- EJERCICIO 1
Reescribe como lista el párrafo del texto sobre las residencias de ancianos que comienza con "En mi opinión, el ingreso de un anciano", sin perder sus datos principales.
- EJERCICIO 2
Enumera todos los profesionales que el texto sobre las residencias de ancianos menciona como personal especializado.

- FRAGMENTO DEL DOCUMENTO
+ + + + +

¿Y si ingresamos al abuelo en una residencia? Allí estará bien atendido y mejor que en casa. Así proponen algunos hijos que no pueden, no quieren o no saben ocuparse del anciano padre.

Efectivamente. Las familias que conviven con algún anciano suelen plantearse muy a menudo la duda, generalmente moral, de si le ingresan o no en una residencia geriátrica para que pase allí el resto de su vida.

En mi opinión, el ingreso de un anciano en una residencia debe realizarse, por lo general, y según los expertos, sólo cuando la asistencia social o familiar en el propio domicilio no cubra las atenciones y cuidados que el anciano necesita, o cuando la familia se encuentra impotente para hacerlo por sí sola o con ayudas sociales, o bien cuando sea imprescindible y necesario el tratamiento a seguir por personal especializado: médicos, fisioterapeutas, psicólogos y auxiliares que ayuden al anciano enfermo en todo lo que su delicada salud requiere de forma digna y eficaz, como persona que no se puede valer por sí misma.

Así es. Hay que distinguir entre el anciano sano, aunque con los inevitables achaques propios de la edad, del anciano enfermo físico o mental. Lógicamente, aquel que conserva las suficientes facultades para valerse por sí mismo requerirá un mínimo de atenciones, tal vez un apoyo moral y afectivo, pudiendo ser considerado, dentro de sus limitaciones, un componente más de la familia en el hogar. Normalmente, este tipo de ancianos no suele despertar en la familia la duda sobre su domiciliación. En cambio, el anciano enfermo físico o psíquico que requiere una atención médica y cuidados especiales por hallarse notablemente disminuido o encamado sí suele plantear problemas en el hogar, siendo necesario su internamiento en un centro especializado, público o privado.

+ + + + +

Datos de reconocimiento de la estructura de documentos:
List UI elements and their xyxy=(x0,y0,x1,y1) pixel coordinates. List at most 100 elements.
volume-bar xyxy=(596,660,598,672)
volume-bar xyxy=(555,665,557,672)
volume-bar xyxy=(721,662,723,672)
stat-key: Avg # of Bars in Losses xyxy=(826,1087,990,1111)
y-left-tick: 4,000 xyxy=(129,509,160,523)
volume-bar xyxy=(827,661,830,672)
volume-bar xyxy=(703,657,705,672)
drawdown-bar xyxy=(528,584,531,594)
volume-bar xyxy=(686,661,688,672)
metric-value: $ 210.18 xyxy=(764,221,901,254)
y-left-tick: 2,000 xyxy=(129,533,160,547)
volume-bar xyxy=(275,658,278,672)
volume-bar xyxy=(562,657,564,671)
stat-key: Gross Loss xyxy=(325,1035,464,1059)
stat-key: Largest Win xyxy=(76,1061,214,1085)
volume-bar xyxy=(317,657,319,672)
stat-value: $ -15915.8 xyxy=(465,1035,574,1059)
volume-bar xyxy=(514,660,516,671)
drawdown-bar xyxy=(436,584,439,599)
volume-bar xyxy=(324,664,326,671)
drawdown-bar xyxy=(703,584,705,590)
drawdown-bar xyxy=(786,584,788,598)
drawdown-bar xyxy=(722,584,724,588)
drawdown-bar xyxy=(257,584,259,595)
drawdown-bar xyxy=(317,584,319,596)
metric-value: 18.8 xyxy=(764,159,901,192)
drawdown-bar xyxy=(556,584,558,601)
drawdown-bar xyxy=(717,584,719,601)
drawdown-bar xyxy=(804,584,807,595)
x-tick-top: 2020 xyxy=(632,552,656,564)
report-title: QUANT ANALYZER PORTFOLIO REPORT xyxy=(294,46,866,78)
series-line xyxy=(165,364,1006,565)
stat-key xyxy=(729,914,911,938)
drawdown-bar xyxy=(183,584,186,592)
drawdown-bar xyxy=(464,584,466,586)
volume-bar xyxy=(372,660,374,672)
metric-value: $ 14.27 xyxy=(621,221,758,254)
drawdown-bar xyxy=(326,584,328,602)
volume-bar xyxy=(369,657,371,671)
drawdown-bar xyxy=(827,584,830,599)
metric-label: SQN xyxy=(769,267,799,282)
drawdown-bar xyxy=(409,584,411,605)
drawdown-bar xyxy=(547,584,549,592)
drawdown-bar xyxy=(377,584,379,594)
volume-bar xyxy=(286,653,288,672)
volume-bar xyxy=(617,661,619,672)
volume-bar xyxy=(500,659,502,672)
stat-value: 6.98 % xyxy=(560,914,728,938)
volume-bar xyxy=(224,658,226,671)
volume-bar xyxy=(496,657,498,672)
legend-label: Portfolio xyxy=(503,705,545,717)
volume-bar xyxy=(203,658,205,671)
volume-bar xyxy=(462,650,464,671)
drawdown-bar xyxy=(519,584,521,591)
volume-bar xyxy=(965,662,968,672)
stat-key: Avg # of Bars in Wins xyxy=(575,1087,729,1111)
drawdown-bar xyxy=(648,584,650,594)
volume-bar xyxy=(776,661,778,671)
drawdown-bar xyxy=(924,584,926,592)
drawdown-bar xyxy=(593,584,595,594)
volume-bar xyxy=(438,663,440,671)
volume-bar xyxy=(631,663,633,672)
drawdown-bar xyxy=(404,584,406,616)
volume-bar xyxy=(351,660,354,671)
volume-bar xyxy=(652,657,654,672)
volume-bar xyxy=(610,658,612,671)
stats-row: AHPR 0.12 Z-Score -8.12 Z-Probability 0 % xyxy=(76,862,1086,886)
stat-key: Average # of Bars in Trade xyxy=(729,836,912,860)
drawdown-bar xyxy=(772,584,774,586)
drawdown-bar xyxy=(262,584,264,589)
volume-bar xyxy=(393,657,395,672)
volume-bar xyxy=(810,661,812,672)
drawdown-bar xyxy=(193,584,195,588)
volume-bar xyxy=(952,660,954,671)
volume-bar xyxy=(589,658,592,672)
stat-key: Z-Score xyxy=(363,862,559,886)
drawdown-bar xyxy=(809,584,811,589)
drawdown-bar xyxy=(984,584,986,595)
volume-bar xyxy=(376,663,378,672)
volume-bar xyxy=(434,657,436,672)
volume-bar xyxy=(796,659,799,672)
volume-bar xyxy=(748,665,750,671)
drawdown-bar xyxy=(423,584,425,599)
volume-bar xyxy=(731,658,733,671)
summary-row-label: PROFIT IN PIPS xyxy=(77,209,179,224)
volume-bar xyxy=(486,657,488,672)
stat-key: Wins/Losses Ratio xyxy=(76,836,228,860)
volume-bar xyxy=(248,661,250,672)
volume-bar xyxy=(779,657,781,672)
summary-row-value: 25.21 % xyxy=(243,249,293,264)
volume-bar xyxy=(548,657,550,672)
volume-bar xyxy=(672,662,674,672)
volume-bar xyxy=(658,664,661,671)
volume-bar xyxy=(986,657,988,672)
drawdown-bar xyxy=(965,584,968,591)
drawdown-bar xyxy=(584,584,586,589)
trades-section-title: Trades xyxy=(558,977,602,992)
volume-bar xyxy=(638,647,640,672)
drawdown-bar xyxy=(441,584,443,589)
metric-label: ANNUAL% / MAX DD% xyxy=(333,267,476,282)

+ + + + +

- SOLUCIÓN 1
Según el autor y los expertos, por lo general un anciano solo debe ingresar en una residencia en estos casos:
- Cuando la asistencia social o familiar en su domicilio no cubre las atenciones y cuidados que necesita.
- Cuando la familia no puede atenderlo por sí sola ni con ayudas sociales.
- Cuando es imprescindible un tratamiento por personal especializado (médicos, fisioterapeutas, psicólogos y auxiliares) que atienda de forma digna y eficaz al anciano enfermo que no puede valerse por sí mismo.

- SOLUCIÓN 2
- Médicos
- Fisioterapeutas
- Psicólogos
- Auxiliares